[Element location listings]
__________
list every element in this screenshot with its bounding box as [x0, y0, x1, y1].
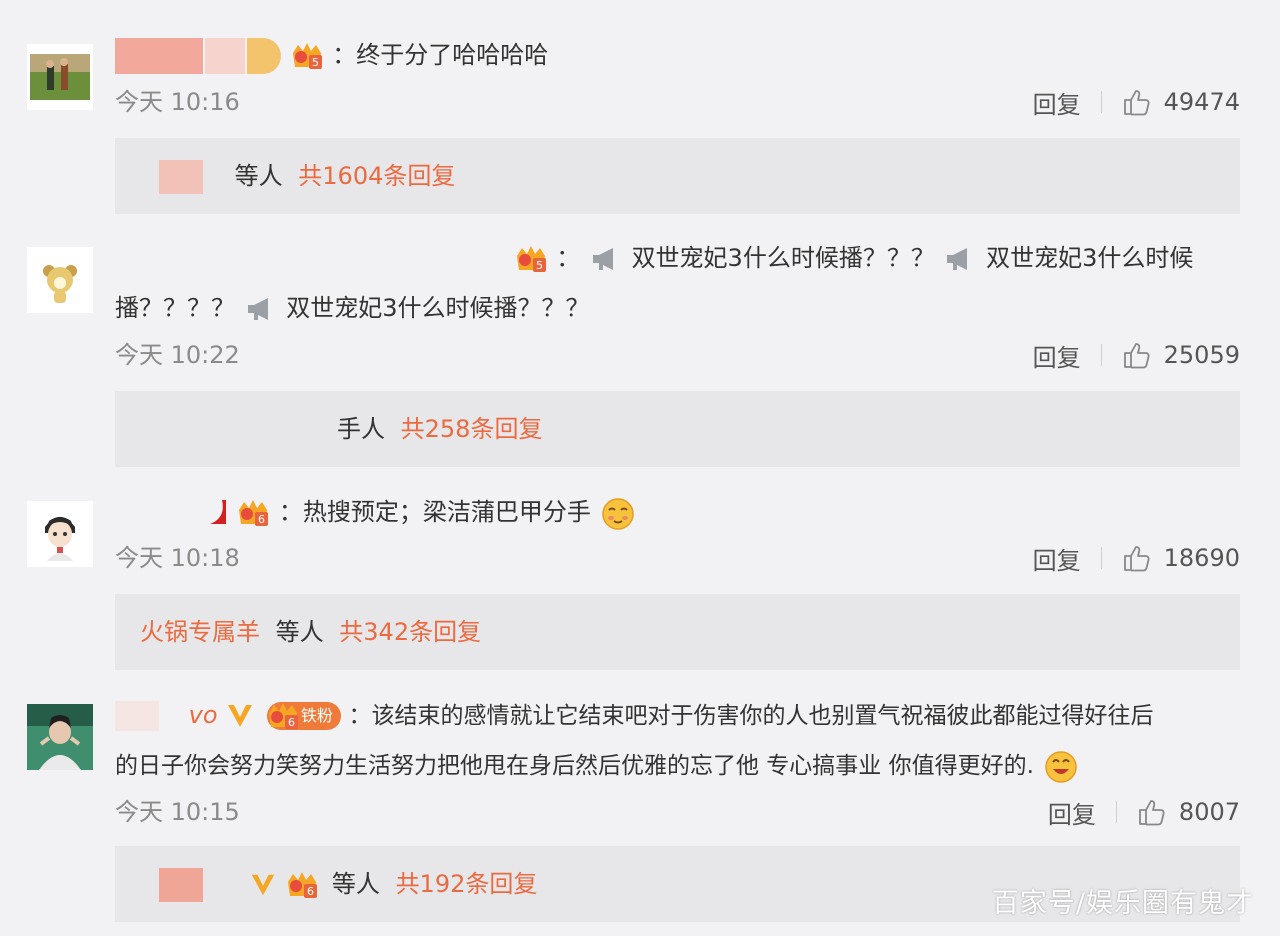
comment-time: 今天 10:16 [115, 88, 240, 116]
redacted-avatar [159, 868, 203, 902]
reply-button[interactable]: 回复 [1033, 541, 1081, 576]
megaphone-icon [592, 248, 613, 270]
svg-text:6: 6 [288, 716, 295, 729]
comment-time: 今天 10:18 [115, 544, 240, 572]
grinning-face-emoji-icon [1044, 751, 1077, 783]
action-divider [1115, 801, 1117, 823]
user-avatar[interactable] [27, 44, 93, 110]
like-count: 25059 [1163, 341, 1240, 369]
fan-badge-label: 铁粉 [300, 706, 333, 725]
replies-preview[interactable]: 手人 共258条回复 [115, 391, 1240, 467]
crown-level-badge-icon: 5 [292, 43, 322, 69]
reply-button[interactable]: 回复 [1048, 795, 1096, 830]
avatar-photo-icon [27, 44, 93, 110]
watermark: 百家号/娱乐圈有鬼才 [991, 888, 1254, 919]
like-count: 49474 [1163, 88, 1240, 116]
crown-level-badge-icon: 6 [288, 872, 318, 898]
name-fragment: vo [188, 701, 218, 729]
replies-preview[interactable]: 等人 共1604条回复 [115, 138, 1240, 214]
like-button[interactable]: 25059 [1122, 340, 1240, 370]
comment-body: 双世宠妃3什么时候播？？？ [631, 244, 935, 272]
replies-suffix: 等人 [331, 870, 380, 898]
comment-body: 的日子你会努力笑努力生活努力把他甩在身后然后优雅的忘了他 专心搞事业 你值得更好… [115, 753, 1034, 779]
name-fragment-icon [209, 500, 226, 524]
reply-count-link[interactable]: 共192条回复 [396, 870, 538, 898]
comment-meta: 今天 10:18 回复 18690 [115, 538, 1240, 578]
shy-face-emoji-icon [601, 498, 634, 530]
avatar-photo-icon [27, 704, 93, 770]
user-avatar[interactable] [27, 501, 93, 567]
comment-text: 5 ： 双世宠妃3什么时候播？？？ 双世宠妃3什么时候 [115, 235, 1193, 281]
svg-text:6: 6 [307, 885, 314, 898]
comment-actions: 回复 8007 [1048, 792, 1240, 832]
anime-avatar-icon [27, 501, 93, 567]
redacted-username[interactable] [115, 38, 203, 74]
like-count: 18690 [1163, 544, 1240, 572]
action-divider [1100, 344, 1102, 366]
thumbs-up-icon [1123, 343, 1150, 369]
reply-count-link[interactable]: 共258条回复 [401, 415, 543, 443]
comment-text: 6 ：热搜预定；梁洁蒲巴甲分手 [115, 489, 637, 535]
thumbs-up-icon [1139, 800, 1165, 826]
user-avatar[interactable] [27, 247, 93, 313]
comment-body: ：终于分了哈哈哈哈 [332, 41, 549, 69]
replies-suffix: 等人 [234, 162, 283, 190]
crown-level-badge-icon: 6 [268, 703, 298, 729]
comment-text-line2: 的日子你会努力笑努力生活努力把他甩在身后然后优雅的忘了他 专心搞事业 你值得更好… [115, 742, 1080, 789]
user-avatar[interactable] [27, 704, 93, 770]
replies-suffix: 手人 [337, 415, 385, 443]
redacted-username[interactable] [115, 701, 159, 731]
reply-count-link[interactable]: 共1604条回复 [298, 162, 455, 190]
comment-body: 播？？？？ [115, 294, 235, 322]
comment-meta: 今天 10:15 回复 8007 [115, 792, 1240, 832]
action-divider [1100, 547, 1102, 569]
svg-text:5: 5 [536, 259, 543, 272]
comment-meta: 今天 10:16 回复 49474 [115, 82, 1240, 122]
fan-badge: 6 铁粉 [266, 702, 341, 730]
svg-text:6: 6 [258, 513, 265, 526]
comment-body: 双世宠妃3什么时候播？？？ [286, 294, 590, 322]
comment-colon: ： [556, 244, 581, 272]
replies-suffix: 等人 [275, 618, 324, 646]
redacted-username [247, 38, 281, 74]
comment-text: 5 ：终于分了哈哈哈哈 [115, 32, 548, 78]
like-count: 8007 [1178, 798, 1240, 826]
verified-v-icon [228, 705, 253, 727]
like-button[interactable]: 18690 [1122, 543, 1240, 573]
comment-body: ：热搜预定；梁洁蒲巴甲分手 [278, 498, 591, 526]
bear-avatar-icon [27, 247, 93, 313]
comment-actions: 回复 18690 [1033, 538, 1240, 578]
comment-meta: 今天 10:22 回复 25059 [115, 335, 1240, 375]
comment-body: 双世宠妃3什么时候 [986, 244, 1194, 272]
comment-text: vo 6 铁粉 ：该结束的感情就让它结束吧对于伤害你的人也别置气祝福彼此都能过得… [115, 692, 1153, 739]
comment-time: 今天 10:22 [115, 341, 240, 369]
reply-button[interactable]: 回复 [1033, 85, 1081, 120]
svg-text:5: 5 [312, 56, 319, 69]
crown-level-badge-icon: 6 [239, 500, 269, 526]
thumbs-up-icon [1123, 90, 1150, 116]
redacted-avatar [159, 160, 203, 194]
thumbs-up-icon [1123, 546, 1150, 572]
comment-body: ：该结束的感情就让它结束吧对于伤害你的人也别置气祝福彼此都能过得好往后 [348, 703, 1154, 729]
redacted-username [205, 38, 245, 74]
replies-preview[interactable]: 火锅专属羊 等人 共342条回复 [115, 594, 1240, 670]
comment-actions: 回复 49474 [1033, 82, 1240, 122]
reply-button[interactable]: 回复 [1033, 338, 1081, 373]
verified-v-icon [251, 874, 274, 896]
like-button[interactable]: 8007 [1137, 797, 1240, 827]
comment-text-line2: 播？？？？ 双世宠妃3什么时候播？？？ [115, 285, 590, 331]
comment-actions: 回复 25059 [1033, 335, 1240, 375]
crown-level-badge-icon: 5 [516, 246, 546, 272]
action-divider [1100, 91, 1102, 113]
reply-count-link[interactable]: 共342条回复 [339, 618, 481, 646]
like-button[interactable]: 49474 [1122, 87, 1240, 117]
comment-time: 今天 10:15 [115, 798, 240, 826]
reply-user-link[interactable]: 火锅专属羊 [140, 618, 260, 646]
megaphone-icon [247, 298, 268, 320]
megaphone-icon [947, 248, 968, 270]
__________
*Written task*
Copy out every line of the records above without any changes, but leave out the pictures.

*Result of the task*
list every element in this screenshot with its bounding box as [x0, y0, x1, y1].
comment-time: 今天 10:16 [115, 88, 240, 116]
redacted-avatar [159, 868, 203, 902]
reply-button[interactable]: 回复 [1033, 541, 1081, 576]
megaphone-icon [592, 248, 613, 270]
svg-text:6: 6 [288, 716, 295, 729]
comment-time: 今天 10:18 [115, 544, 240, 572]
grinning-face-emoji-icon [1044, 751, 1077, 783]
action-divider [1115, 801, 1117, 823]
user-avatar[interactable] [27, 44, 93, 110]
like-count: 25059 [1163, 341, 1240, 369]
fan-badge-label: 铁粉 [300, 706, 333, 725]
replies-preview[interactable]: 手人 共258条回复 [115, 391, 1240, 467]
crown-level-badge-icon: 5 [292, 43, 322, 69]
reply-button[interactable]: 回复 [1048, 795, 1096, 830]
avatar-photo-icon [27, 44, 93, 110]
watermark: 百家号/娱乐圈有鬼才 [991, 888, 1254, 919]
like-count: 49474 [1163, 88, 1240, 116]
crown-level-badge-icon: 6 [288, 872, 318, 898]
name-fragment: vo [188, 701, 218, 729]
replies-preview[interactable]: 等人 共1604条回复 [115, 138, 1240, 214]
like-button[interactable]: 25059 [1122, 340, 1240, 370]
comment-body: 双世宠妃3什么时候播？？？ [631, 244, 935, 272]
replies-suffix: 等人 [331, 870, 380, 898]
comment-body: 的日子你会努力笑努力生活努力把他甩在身后然后优雅的忘了他 专心搞事业 你值得更好… [115, 753, 1034, 779]
name-fragment-icon [209, 500, 226, 524]
reply-count-link[interactable]: 共192条回复 [396, 870, 538, 898]
comment-meta: 今天 10:18 回复 18690 [115, 538, 1240, 578]
shy-face-emoji-icon [601, 498, 634, 530]
avatar-photo-icon [27, 704, 93, 770]
user-avatar[interactable] [27, 501, 93, 567]
comment-text: 5 ： 双世宠妃3什么时候播？？？ 双世宠妃3什么时候 [115, 235, 1193, 281]
svg-text:6: 6 [307, 885, 314, 898]
comment-actions: 回复 8007 [1048, 792, 1240, 832]
anime-avatar-icon [27, 501, 93, 567]
redacted-username[interactable] [115, 38, 203, 74]
like-count: 18690 [1163, 544, 1240, 572]
action-divider [1100, 344, 1102, 366]
thumbs-up-icon [1123, 343, 1150, 369]
reply-count-link[interactable]: 共258条回复 [401, 415, 543, 443]
comment-text: 6 ：热搜预定；梁洁蒲巴甲分手 [115, 489, 637, 535]
thumbs-up-icon [1139, 800, 1165, 826]
user-avatar[interactable] [27, 247, 93, 313]
comment-body: ：终于分了哈哈哈哈 [332, 41, 549, 69]
replies-suffix: 等人 [234, 162, 283, 190]
crown-level-badge-icon: 6 [268, 703, 298, 729]
comment-text-line2: 的日子你会努力笑努力生活努力把他甩在身后然后优雅的忘了他 专心搞事业 你值得更好… [115, 742, 1080, 789]
user-avatar[interactable] [27, 704, 93, 770]
replies-suffix: 手人 [337, 415, 385, 443]
redacted-username[interactable] [115, 701, 159, 731]
reply-count-link[interactable]: 共1604条回复 [298, 162, 455, 190]
comment-body: 播？？？？ [115, 294, 235, 322]
comment-meta: 今天 10:15 回复 8007 [115, 792, 1240, 832]
action-divider [1100, 547, 1102, 569]
svg-text:5: 5 [536, 259, 543, 272]
comment-meta: 今天 10:16 回复 49474 [115, 82, 1240, 122]
fan-badge: 6 铁粉 [266, 702, 341, 730]
svg-text:6: 6 [258, 513, 265, 526]
comment-body: 双世宠妃3什么时候播？？？ [286, 294, 590, 322]
comment-colon: ： [556, 244, 581, 272]
replies-suffix: 等人 [275, 618, 324, 646]
redacted-username [247, 38, 281, 74]
comment-text: 5 ：终于分了哈哈哈哈 [115, 32, 548, 78]
like-count: 8007 [1178, 798, 1240, 826]
verified-v-icon [228, 705, 253, 727]
like-button[interactable]: 18690 [1122, 543, 1240, 573]
comment-body: ：热搜预定；梁洁蒲巴甲分手 [278, 498, 591, 526]
bear-avatar-icon [27, 247, 93, 313]
comment-actions: 回复 18690 [1033, 538, 1240, 578]
comment-meta: 今天 10:22 回复 25059 [115, 335, 1240, 375]
comment-body: 双世宠妃3什么时候 [986, 244, 1194, 272]
comment-text: vo 6 铁粉 ：该结束的感情就让它结束吧对于伤害你的人也别置气祝福彼此都能过得… [115, 692, 1153, 739]
comment-time: 今天 10:22 [115, 341, 240, 369]
reply-button[interactable]: 回复 [1033, 85, 1081, 120]
svg-text:5: 5 [312, 56, 319, 69]
crown-level-badge-icon: 6 [239, 500, 269, 526]
thumbs-up-icon [1123, 90, 1150, 116]
redacted-avatar [159, 160, 203, 194]
thumbs-up-icon [1123, 546, 1150, 572]
comment-body: ：该结束的感情就让它结束吧对于伤害你的人也别置气祝福彼此都能过得好往后 [348, 703, 1154, 729]
redacted-username [205, 38, 245, 74]
replies-preview[interactable]: 火锅专属羊 等人 共342条回复 [115, 594, 1240, 670]
comment-actions: 回复 49474 [1033, 82, 1240, 122]
reply-button[interactable]: 回复 [1033, 338, 1081, 373]
verified-v-icon [251, 874, 274, 896]
like-button[interactable]: 8007 [1137, 797, 1240, 827]
comment-text-line2: 播？？？？ 双世宠妃3什么时候播？？？ [115, 285, 590, 331]
comment-actions: 回复 25059 [1033, 335, 1240, 375]
crown-level-badge-icon: 5 [516, 246, 546, 272]
action-divider [1100, 91, 1102, 113]
reply-count-link[interactable]: 共342条回复 [339, 618, 481, 646]
like-button[interactable]: 49474 [1122, 87, 1240, 117]
comment-time: 今天 10:15 [115, 798, 240, 826]
reply-user-link[interactable]: 火锅专属羊 [140, 618, 260, 646]
megaphone-icon [247, 298, 268, 320]
megaphone-icon [947, 248, 968, 270]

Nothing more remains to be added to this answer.